**PROBLEM TO SOLVE**
In the listing below, find every line with the string "global" and pull it out.

======== GIVEN RECORDS

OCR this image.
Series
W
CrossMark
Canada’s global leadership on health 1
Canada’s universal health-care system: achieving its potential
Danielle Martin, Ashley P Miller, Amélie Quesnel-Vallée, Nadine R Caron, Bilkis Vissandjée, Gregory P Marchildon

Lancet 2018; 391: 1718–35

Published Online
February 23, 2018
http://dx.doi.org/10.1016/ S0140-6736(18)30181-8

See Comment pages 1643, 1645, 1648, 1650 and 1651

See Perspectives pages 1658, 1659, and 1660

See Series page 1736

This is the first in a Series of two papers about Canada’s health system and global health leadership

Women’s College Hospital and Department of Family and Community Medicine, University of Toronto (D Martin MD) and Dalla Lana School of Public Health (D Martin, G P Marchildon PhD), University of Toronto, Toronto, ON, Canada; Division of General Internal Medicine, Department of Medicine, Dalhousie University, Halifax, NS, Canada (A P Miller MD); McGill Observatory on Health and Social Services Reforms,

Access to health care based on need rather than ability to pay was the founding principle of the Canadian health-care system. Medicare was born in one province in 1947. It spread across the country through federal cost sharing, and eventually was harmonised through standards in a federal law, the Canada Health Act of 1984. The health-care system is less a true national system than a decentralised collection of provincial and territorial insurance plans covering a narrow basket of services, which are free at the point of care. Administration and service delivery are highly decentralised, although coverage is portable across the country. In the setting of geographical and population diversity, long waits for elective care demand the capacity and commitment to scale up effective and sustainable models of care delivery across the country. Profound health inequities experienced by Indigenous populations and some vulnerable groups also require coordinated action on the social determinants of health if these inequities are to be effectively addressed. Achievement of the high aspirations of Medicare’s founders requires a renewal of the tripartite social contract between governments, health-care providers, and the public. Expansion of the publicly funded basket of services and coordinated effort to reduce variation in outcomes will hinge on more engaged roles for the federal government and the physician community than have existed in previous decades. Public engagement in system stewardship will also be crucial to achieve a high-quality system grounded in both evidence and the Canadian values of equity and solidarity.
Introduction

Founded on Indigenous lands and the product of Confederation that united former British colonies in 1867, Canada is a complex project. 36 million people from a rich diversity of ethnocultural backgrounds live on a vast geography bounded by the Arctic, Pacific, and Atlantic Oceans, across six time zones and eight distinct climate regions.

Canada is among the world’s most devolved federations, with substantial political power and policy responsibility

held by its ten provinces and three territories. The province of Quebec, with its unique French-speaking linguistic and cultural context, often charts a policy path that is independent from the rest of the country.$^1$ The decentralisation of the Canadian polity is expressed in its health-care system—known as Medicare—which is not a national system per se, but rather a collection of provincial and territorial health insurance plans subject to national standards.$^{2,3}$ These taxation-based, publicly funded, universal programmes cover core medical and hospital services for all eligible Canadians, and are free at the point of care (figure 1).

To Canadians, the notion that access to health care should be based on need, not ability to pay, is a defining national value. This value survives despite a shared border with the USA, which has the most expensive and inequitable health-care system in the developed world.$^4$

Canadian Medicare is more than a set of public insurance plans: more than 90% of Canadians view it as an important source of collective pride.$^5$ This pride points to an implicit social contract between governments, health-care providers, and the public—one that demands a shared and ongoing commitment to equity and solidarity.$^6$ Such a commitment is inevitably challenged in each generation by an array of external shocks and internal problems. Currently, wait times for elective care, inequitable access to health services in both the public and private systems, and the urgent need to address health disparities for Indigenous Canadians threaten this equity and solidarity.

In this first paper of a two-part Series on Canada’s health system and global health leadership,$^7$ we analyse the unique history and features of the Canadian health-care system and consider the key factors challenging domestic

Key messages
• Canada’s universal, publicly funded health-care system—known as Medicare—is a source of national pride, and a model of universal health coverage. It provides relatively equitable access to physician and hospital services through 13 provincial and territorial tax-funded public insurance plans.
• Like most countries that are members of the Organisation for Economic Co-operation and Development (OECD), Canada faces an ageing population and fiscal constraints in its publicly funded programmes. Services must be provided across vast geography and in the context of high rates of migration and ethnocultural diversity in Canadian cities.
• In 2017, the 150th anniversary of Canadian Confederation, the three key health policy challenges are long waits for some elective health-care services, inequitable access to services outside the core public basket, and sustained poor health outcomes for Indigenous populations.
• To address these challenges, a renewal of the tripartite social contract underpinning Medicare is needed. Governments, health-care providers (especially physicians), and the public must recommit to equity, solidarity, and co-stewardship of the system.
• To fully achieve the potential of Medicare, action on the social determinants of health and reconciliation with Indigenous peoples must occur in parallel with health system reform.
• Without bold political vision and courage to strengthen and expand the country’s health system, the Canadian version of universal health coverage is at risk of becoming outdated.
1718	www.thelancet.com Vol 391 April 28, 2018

================

**THE RESPONSE**
Canada’s global leadership on health 1
This is the first in a Series of two papers about Canada’s health system and global health leadership
In this first paper of a two-part Series on Canada’s health system and global health leadership,$^7$ we analyse the unique history and features of the Canadian health-care system and consider the key factors challenging domestic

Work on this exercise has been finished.